PROBLEM TO WORK ON: Look through the lines of the material and count those containing "Reserved". Give that count alone.

GIVEN DATA:
* start *
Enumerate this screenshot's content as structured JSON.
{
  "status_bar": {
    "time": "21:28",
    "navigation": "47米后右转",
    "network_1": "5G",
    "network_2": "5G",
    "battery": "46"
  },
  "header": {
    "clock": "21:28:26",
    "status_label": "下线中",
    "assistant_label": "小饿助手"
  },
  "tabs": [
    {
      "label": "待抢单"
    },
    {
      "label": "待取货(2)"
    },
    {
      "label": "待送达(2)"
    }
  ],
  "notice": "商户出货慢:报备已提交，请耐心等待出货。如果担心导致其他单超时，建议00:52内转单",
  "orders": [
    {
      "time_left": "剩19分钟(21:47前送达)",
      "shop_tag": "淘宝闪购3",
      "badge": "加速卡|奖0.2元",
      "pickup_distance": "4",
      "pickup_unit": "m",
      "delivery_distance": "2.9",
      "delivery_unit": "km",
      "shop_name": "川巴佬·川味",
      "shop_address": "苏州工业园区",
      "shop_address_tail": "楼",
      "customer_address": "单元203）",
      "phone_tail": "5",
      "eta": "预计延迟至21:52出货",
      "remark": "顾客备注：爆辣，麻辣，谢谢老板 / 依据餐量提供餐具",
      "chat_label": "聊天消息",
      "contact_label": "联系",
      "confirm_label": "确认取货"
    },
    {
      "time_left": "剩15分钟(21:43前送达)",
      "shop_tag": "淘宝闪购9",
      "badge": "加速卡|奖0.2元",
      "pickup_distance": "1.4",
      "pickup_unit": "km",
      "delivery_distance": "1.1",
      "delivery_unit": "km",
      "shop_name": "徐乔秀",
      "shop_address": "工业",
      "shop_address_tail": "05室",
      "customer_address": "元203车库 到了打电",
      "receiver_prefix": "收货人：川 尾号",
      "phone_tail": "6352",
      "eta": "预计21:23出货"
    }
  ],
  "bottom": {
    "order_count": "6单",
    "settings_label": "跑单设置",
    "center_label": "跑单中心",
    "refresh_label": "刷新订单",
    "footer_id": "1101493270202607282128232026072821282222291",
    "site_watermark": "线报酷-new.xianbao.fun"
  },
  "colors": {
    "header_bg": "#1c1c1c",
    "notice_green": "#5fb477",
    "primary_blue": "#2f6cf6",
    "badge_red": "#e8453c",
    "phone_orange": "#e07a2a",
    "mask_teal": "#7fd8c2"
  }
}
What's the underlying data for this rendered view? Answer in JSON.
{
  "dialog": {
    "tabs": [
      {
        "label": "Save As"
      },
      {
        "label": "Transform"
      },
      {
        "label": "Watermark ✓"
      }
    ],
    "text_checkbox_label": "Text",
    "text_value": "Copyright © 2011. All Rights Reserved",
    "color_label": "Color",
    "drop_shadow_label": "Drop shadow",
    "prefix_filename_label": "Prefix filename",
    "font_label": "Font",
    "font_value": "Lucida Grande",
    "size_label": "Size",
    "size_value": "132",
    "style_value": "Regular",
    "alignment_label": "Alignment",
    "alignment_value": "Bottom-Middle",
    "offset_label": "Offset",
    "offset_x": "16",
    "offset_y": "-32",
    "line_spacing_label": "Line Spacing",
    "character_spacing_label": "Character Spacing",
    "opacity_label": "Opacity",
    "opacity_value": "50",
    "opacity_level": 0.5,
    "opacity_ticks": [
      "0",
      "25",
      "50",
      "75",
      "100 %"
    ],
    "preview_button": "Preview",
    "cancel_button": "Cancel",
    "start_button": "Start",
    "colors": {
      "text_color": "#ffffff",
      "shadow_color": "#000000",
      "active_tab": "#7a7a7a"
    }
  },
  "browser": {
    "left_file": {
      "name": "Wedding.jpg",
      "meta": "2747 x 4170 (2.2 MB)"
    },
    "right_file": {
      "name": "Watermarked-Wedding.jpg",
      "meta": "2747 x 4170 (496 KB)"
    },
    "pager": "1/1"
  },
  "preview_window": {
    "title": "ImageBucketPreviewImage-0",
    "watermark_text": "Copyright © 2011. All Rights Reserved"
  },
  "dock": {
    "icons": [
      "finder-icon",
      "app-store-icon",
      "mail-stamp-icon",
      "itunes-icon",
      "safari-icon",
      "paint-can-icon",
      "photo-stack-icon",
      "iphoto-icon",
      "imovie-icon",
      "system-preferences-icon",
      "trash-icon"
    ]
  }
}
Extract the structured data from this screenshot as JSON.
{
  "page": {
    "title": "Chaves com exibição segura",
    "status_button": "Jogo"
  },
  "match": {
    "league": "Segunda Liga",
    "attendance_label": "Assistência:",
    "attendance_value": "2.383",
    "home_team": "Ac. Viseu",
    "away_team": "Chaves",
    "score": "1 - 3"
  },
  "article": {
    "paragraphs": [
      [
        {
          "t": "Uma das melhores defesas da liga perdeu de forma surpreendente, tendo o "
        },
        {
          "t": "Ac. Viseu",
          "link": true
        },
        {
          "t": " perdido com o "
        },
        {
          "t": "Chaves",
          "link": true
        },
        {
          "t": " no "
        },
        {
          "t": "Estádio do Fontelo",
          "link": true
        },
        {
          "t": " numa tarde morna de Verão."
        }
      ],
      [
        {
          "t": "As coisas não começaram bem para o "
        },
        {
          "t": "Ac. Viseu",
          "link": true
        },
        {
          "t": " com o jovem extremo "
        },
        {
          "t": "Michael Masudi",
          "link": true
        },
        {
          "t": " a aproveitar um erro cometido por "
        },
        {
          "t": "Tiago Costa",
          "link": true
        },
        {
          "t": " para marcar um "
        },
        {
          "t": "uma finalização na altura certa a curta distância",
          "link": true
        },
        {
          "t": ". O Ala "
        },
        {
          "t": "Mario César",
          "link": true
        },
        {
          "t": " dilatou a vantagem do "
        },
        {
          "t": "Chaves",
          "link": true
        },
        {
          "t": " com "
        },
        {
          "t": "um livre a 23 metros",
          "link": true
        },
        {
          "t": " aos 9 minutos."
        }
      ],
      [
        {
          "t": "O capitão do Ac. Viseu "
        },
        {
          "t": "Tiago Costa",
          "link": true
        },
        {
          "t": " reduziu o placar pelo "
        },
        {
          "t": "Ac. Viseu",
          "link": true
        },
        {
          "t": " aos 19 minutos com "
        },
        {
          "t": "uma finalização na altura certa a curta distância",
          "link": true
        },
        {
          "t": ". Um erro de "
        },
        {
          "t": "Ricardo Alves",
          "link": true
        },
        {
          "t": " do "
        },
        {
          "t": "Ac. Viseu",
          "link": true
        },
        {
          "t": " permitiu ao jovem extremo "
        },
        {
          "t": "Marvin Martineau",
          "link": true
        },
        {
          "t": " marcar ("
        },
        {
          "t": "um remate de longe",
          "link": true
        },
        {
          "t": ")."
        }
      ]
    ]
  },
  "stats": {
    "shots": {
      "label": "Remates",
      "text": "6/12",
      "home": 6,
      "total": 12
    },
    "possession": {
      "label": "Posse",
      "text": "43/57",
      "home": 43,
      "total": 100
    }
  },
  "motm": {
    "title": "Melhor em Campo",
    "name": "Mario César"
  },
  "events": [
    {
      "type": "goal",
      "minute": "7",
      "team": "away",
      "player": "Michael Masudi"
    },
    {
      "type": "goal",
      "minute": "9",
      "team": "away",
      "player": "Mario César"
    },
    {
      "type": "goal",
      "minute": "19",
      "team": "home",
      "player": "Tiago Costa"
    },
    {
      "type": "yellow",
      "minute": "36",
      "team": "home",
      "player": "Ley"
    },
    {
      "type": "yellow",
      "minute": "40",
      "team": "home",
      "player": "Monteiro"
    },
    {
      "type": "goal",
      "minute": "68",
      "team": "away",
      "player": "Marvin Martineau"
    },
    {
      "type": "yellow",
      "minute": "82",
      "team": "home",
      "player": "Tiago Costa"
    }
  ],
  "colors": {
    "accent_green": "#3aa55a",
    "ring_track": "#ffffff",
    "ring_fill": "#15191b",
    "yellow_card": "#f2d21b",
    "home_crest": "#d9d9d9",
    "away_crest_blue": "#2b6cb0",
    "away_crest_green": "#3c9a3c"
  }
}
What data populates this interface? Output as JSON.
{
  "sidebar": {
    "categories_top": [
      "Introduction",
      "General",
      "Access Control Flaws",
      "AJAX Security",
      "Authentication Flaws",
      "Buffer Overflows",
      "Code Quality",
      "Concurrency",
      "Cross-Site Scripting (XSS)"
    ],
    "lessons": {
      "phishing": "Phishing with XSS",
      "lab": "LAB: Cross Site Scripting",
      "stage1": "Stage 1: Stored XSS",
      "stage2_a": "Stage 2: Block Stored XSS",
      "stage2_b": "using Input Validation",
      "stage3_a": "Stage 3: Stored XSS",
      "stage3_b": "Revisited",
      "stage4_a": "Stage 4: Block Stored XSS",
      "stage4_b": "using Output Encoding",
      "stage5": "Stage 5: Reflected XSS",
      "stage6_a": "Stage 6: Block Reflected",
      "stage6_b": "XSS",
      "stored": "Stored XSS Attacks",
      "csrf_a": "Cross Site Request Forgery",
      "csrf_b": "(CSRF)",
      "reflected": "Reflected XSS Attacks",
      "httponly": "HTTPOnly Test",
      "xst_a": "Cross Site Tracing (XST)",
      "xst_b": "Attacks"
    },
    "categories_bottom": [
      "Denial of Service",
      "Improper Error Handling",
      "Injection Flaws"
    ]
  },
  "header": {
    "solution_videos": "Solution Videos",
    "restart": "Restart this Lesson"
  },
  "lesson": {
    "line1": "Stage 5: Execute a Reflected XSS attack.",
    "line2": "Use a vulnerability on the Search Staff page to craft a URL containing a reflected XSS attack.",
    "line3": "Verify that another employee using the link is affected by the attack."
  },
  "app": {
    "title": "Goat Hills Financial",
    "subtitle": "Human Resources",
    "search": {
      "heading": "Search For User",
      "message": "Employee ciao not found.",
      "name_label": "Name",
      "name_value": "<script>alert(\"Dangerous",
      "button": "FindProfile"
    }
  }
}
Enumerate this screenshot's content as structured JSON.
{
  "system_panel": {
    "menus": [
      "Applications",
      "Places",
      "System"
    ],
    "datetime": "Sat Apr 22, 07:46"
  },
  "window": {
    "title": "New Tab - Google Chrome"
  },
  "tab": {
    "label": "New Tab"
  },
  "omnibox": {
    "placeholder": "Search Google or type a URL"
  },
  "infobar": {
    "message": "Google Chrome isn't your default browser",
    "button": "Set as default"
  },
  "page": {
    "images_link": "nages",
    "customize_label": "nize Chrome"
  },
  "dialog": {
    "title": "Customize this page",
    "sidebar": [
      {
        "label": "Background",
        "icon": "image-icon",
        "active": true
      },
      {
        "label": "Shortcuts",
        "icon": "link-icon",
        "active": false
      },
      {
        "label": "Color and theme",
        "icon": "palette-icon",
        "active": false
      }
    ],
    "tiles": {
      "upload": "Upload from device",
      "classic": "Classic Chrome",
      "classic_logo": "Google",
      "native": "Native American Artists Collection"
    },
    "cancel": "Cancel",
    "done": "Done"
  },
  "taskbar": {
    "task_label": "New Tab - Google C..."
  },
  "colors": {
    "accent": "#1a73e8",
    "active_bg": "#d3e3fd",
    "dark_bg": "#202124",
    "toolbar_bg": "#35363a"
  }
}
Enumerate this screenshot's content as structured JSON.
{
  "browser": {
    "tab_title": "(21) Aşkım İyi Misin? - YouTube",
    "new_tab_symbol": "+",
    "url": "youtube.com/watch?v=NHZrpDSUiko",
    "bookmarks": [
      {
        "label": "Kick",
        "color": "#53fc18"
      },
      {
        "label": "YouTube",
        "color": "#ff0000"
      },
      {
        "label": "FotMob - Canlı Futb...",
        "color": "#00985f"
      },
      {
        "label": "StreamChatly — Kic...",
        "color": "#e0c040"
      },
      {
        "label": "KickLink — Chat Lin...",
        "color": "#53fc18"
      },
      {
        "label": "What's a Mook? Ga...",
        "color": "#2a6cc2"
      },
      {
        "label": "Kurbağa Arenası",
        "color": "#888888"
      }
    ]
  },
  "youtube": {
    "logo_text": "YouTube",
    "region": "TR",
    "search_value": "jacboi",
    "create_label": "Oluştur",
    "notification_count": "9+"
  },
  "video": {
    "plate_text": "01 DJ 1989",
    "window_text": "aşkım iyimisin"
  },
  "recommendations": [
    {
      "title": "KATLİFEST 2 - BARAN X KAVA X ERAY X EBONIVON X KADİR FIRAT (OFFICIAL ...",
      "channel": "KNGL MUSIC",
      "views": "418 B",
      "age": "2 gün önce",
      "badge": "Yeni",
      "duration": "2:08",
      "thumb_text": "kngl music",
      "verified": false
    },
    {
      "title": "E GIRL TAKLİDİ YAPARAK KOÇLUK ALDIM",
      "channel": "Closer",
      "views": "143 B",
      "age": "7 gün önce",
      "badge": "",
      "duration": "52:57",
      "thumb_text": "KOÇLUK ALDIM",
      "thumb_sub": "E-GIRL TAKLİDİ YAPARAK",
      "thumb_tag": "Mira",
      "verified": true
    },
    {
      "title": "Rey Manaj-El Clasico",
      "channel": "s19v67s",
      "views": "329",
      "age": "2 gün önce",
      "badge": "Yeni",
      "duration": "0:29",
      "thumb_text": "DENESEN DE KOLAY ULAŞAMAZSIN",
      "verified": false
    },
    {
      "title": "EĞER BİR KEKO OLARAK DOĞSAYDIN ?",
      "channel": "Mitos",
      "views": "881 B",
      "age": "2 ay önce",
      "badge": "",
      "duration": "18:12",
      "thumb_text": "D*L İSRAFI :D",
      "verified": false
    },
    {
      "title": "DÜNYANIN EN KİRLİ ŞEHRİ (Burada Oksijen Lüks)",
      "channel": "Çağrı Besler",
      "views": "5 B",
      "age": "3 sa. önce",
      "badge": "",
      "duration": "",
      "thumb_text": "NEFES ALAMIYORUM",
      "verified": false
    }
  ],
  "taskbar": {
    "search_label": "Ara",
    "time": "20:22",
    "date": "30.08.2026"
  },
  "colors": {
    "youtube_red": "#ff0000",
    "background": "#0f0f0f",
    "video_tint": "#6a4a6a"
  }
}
* end *
SOLVED PROBLEM: 2